_Short exercise_.
Count the lines in the data that contain the word "bounding", treating uppercase and lowercase as different. Reply with the number only.

_Extracted information_.
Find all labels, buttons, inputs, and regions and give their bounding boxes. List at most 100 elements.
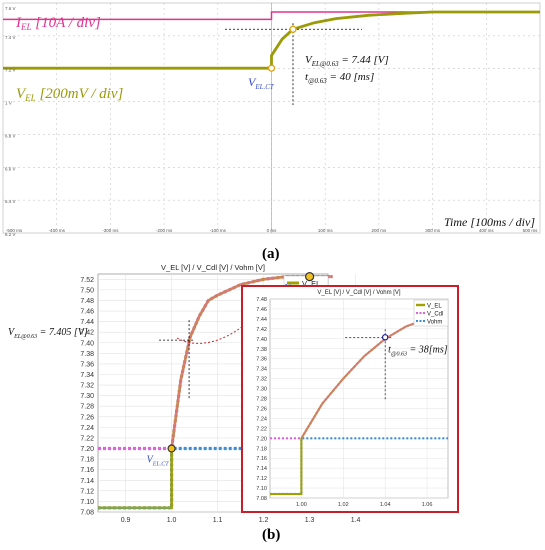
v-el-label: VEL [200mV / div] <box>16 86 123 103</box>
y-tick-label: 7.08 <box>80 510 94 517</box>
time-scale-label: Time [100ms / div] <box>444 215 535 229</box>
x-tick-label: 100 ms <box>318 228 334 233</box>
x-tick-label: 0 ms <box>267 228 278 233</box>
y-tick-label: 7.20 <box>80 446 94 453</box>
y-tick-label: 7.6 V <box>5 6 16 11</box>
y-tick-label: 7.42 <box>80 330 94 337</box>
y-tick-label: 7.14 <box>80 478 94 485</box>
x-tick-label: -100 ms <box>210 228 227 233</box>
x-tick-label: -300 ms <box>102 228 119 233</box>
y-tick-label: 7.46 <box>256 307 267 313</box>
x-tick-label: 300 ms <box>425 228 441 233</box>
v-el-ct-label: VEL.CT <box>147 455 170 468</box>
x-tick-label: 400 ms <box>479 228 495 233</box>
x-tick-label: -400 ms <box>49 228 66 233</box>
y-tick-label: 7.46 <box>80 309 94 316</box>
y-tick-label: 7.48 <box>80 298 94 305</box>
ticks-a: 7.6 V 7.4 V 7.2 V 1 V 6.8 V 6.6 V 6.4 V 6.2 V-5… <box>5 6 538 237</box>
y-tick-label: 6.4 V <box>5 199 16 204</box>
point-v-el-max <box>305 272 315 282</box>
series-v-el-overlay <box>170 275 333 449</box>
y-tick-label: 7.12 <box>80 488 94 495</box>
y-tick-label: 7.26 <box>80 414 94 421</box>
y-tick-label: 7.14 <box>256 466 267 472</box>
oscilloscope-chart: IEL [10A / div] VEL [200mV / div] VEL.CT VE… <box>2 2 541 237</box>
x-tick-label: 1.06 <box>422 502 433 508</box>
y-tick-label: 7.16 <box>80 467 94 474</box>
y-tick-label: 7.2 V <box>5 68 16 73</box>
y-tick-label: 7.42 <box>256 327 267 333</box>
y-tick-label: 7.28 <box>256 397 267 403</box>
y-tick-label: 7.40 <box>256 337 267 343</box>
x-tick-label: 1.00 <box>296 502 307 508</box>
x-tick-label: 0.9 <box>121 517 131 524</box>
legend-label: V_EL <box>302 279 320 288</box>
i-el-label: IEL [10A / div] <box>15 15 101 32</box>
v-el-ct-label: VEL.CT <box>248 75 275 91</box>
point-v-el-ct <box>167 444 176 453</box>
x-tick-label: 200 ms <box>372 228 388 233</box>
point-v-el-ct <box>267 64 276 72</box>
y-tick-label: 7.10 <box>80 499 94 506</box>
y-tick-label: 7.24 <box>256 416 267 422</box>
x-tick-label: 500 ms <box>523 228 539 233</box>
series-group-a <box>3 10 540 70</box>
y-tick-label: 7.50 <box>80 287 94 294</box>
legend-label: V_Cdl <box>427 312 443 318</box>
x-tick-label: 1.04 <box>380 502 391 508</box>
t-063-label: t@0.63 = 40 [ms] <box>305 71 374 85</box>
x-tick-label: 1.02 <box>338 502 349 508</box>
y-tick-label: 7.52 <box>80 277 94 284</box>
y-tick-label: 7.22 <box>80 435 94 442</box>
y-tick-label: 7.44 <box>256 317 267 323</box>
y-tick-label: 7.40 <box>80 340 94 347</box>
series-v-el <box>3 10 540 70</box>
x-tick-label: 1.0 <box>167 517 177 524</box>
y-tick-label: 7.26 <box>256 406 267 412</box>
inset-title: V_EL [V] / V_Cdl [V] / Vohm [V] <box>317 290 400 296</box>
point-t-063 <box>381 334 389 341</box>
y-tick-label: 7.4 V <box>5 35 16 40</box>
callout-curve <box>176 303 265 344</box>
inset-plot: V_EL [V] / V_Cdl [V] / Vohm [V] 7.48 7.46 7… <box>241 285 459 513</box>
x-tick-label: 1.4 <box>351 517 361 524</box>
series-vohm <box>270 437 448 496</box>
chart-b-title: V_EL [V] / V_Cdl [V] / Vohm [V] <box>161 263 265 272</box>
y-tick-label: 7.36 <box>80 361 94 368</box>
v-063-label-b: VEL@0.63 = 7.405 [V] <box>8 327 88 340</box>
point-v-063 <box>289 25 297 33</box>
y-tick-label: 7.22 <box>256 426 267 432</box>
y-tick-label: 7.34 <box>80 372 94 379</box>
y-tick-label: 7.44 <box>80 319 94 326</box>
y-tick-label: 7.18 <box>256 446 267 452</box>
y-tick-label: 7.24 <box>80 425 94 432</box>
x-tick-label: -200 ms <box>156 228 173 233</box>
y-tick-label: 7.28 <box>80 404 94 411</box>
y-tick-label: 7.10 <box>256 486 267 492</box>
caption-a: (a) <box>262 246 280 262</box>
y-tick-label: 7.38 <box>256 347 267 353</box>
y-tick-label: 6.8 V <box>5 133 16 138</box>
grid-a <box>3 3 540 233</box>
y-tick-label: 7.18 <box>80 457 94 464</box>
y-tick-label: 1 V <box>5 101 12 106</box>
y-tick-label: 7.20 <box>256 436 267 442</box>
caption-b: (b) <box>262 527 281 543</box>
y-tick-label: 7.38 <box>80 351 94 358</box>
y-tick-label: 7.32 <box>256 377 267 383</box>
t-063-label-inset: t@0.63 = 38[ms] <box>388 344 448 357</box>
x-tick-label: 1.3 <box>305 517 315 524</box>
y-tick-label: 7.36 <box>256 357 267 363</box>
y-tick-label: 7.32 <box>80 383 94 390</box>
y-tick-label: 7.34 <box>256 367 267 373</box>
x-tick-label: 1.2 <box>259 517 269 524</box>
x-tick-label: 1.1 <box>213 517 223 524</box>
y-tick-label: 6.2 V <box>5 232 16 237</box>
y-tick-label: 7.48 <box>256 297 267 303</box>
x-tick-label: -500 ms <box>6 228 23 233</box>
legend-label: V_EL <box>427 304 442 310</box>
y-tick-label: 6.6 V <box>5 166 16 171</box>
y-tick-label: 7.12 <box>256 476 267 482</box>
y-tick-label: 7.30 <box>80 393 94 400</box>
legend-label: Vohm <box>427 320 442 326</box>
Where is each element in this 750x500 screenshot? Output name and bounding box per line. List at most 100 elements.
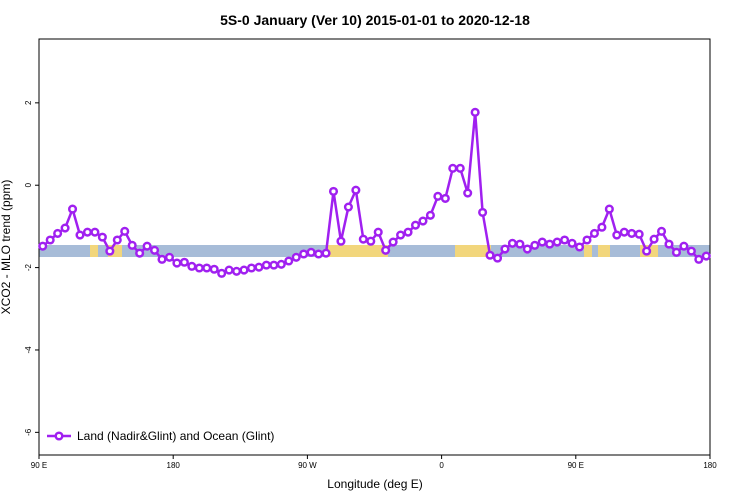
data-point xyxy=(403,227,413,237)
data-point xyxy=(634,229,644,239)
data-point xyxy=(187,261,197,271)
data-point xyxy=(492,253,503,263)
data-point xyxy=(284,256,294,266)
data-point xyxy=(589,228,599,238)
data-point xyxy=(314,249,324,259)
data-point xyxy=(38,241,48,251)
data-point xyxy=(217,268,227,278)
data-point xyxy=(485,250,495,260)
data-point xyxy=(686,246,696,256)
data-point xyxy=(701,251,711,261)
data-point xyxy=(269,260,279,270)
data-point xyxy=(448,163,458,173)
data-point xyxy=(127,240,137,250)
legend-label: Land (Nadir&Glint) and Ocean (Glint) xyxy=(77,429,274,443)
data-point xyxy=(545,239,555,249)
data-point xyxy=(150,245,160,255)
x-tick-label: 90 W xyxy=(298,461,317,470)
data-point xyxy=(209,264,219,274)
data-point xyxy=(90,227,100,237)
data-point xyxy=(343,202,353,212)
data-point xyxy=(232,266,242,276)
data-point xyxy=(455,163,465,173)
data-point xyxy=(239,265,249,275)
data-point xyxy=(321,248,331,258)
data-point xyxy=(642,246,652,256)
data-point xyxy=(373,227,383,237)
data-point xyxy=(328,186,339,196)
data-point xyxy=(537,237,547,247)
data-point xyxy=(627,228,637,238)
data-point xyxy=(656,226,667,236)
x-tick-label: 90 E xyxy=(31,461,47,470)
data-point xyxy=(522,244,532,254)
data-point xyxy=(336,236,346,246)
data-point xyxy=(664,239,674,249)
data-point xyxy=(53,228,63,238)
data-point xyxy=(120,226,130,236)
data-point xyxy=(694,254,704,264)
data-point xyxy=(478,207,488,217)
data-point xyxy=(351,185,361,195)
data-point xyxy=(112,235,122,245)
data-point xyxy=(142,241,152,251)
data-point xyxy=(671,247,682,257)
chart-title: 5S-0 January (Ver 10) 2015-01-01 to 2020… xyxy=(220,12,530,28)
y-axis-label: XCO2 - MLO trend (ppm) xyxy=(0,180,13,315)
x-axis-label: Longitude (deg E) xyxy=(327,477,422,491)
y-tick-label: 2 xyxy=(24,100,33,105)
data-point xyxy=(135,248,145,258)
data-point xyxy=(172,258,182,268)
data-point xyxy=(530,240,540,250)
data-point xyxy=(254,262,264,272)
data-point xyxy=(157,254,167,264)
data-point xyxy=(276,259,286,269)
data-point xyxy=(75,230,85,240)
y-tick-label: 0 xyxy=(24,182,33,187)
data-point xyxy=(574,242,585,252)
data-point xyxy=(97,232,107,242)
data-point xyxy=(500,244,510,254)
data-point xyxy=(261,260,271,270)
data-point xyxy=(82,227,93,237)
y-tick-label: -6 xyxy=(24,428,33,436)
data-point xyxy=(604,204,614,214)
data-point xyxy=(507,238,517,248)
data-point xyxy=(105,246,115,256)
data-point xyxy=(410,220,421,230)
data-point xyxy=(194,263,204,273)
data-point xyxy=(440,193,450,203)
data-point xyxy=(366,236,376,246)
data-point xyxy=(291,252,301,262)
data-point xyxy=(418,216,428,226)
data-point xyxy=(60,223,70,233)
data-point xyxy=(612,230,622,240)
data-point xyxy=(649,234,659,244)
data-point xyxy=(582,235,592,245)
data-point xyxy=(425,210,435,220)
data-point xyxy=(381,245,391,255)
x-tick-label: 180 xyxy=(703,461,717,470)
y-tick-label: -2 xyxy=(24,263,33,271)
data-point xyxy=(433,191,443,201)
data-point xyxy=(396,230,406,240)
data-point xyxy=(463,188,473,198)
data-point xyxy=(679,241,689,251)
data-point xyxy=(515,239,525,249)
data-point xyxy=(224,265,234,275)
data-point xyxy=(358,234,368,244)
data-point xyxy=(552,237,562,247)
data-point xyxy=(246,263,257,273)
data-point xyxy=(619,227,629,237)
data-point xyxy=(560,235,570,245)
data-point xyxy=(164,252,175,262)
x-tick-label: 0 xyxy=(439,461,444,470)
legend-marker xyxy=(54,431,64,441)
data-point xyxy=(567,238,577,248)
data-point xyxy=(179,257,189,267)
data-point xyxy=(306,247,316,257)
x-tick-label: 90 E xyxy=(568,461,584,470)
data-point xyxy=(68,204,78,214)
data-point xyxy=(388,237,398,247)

_Completed exercise_.
2